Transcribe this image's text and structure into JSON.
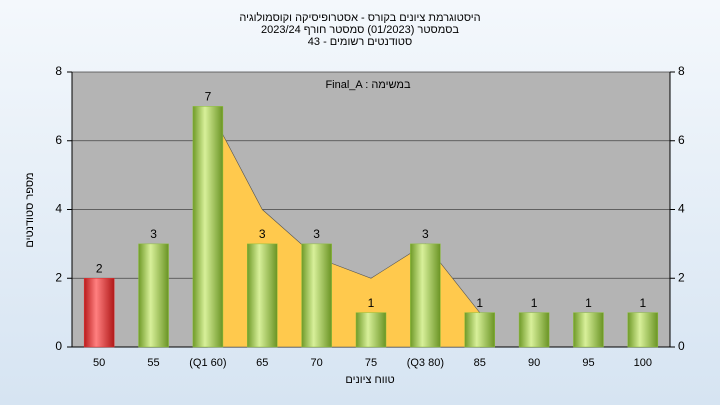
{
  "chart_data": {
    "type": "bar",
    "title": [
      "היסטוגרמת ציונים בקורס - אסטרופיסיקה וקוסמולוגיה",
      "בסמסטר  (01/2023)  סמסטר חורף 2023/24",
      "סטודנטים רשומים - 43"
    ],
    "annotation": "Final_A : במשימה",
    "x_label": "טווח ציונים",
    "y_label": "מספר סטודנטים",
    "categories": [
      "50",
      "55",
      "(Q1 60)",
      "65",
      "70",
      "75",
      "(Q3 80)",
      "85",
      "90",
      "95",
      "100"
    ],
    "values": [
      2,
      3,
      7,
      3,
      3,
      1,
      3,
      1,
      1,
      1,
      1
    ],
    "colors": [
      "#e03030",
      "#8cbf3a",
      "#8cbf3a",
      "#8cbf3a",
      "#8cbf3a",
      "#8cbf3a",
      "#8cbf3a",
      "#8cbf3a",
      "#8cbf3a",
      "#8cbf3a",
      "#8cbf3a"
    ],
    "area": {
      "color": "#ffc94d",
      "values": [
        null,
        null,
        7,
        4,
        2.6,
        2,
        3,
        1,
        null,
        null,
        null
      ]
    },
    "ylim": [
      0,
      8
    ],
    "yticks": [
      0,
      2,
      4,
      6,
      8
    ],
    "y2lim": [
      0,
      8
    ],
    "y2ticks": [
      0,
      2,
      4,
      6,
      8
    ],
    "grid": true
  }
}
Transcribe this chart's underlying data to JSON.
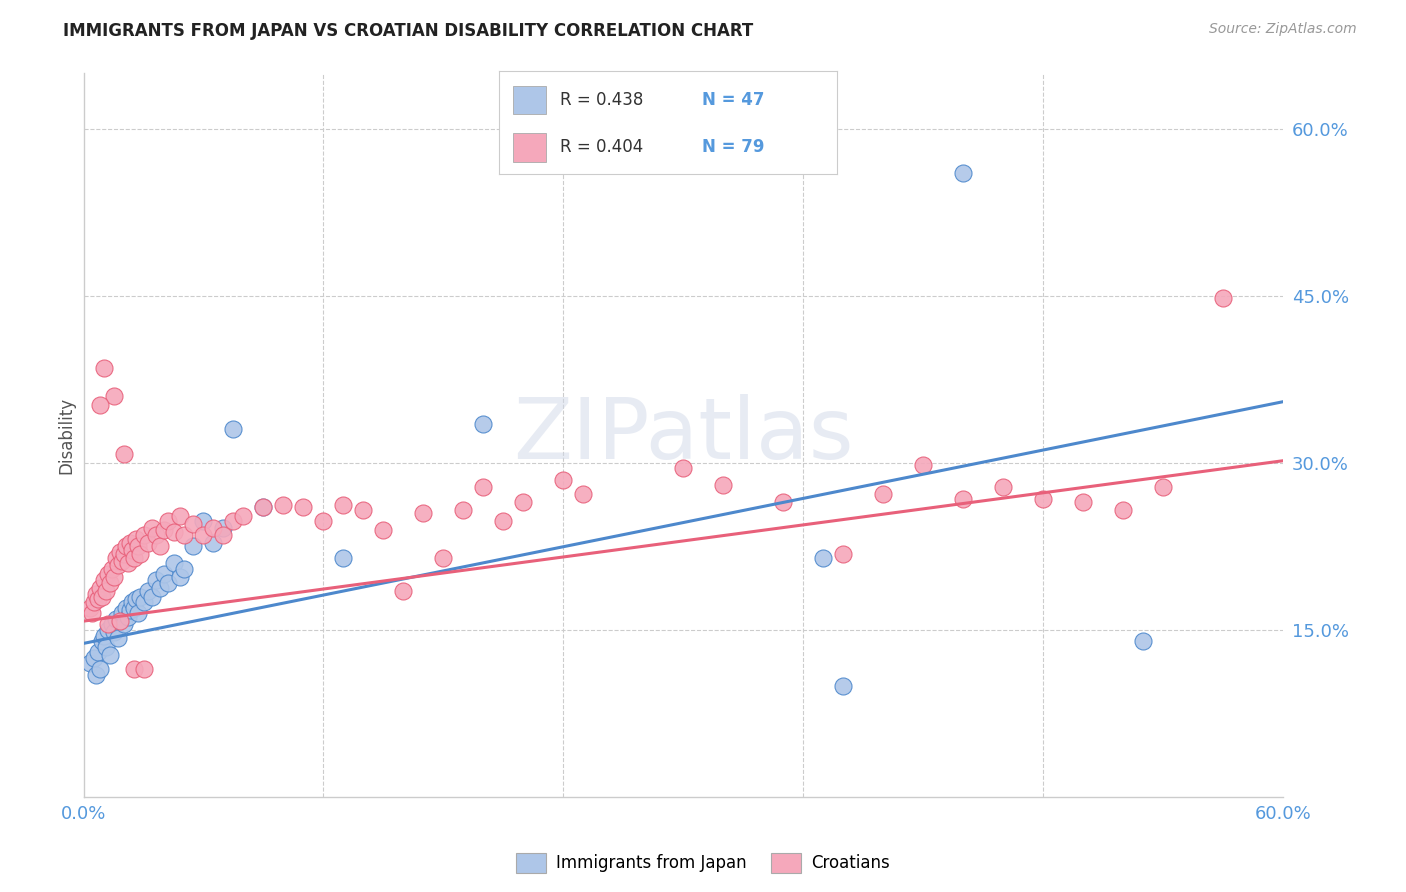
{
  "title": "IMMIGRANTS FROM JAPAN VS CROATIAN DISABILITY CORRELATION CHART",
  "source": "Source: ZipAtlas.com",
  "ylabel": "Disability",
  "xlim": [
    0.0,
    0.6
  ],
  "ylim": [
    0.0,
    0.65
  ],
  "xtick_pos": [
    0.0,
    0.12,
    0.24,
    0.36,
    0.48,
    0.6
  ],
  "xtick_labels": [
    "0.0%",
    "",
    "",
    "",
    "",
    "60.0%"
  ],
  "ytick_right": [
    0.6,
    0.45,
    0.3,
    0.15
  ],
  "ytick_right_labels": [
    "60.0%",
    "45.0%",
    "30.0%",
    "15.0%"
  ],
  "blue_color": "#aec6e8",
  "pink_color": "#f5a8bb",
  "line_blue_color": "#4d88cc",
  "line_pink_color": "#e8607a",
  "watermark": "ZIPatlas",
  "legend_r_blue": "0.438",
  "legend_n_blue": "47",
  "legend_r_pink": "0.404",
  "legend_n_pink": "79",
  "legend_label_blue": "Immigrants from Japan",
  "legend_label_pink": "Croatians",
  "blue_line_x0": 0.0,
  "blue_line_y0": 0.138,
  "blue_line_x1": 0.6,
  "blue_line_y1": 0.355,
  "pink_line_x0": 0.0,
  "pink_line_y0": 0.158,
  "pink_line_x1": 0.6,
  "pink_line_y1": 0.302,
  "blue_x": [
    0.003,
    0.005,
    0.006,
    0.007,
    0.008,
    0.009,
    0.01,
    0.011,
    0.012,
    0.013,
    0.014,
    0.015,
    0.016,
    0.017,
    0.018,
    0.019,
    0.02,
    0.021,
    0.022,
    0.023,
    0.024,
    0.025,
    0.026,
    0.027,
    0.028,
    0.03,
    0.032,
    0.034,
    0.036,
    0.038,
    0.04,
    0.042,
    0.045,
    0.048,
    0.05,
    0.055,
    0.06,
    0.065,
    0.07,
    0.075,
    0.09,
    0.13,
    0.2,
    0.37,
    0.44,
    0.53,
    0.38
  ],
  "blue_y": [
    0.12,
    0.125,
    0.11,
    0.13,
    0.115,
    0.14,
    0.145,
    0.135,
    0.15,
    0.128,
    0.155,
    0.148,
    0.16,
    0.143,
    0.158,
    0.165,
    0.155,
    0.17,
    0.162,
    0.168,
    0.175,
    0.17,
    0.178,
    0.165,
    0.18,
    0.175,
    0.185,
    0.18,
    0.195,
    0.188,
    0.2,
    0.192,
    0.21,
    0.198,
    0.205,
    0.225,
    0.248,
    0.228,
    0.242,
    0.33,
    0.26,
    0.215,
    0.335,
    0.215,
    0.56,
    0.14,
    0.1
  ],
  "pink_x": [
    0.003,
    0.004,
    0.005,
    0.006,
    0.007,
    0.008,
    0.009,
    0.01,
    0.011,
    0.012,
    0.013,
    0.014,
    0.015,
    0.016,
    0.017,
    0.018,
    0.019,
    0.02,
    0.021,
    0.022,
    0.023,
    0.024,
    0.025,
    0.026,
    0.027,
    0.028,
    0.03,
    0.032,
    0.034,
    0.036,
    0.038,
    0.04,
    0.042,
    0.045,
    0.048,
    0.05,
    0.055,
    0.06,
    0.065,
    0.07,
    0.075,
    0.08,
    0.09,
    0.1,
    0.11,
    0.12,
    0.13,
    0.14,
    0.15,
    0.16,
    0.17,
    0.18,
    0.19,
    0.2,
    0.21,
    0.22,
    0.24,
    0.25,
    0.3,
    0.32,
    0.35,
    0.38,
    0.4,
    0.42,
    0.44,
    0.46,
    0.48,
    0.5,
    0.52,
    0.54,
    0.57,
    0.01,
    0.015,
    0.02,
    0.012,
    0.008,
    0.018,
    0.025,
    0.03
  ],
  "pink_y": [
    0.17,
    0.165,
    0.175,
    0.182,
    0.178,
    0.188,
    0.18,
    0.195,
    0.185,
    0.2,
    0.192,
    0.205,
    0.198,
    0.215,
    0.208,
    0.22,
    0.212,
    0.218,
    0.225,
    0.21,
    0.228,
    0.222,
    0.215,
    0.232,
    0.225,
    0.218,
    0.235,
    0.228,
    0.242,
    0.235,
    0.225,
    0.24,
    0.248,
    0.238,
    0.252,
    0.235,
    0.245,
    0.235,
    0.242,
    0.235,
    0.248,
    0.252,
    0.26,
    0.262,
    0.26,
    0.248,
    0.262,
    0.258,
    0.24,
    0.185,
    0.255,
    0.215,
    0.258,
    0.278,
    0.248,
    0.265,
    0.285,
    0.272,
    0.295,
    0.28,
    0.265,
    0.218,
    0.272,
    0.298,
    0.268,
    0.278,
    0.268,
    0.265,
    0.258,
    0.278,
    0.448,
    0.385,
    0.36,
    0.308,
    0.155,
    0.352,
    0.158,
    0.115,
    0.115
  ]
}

THE TASK: Report each line of the material above where the word "ציונים" appears.

EXERCISE SOLUTION:
      "היסטוגרמת ציונים בקורס - אסטרופיסיקה וקוסמולוגיה",
    "x_label": "טווח ציונים",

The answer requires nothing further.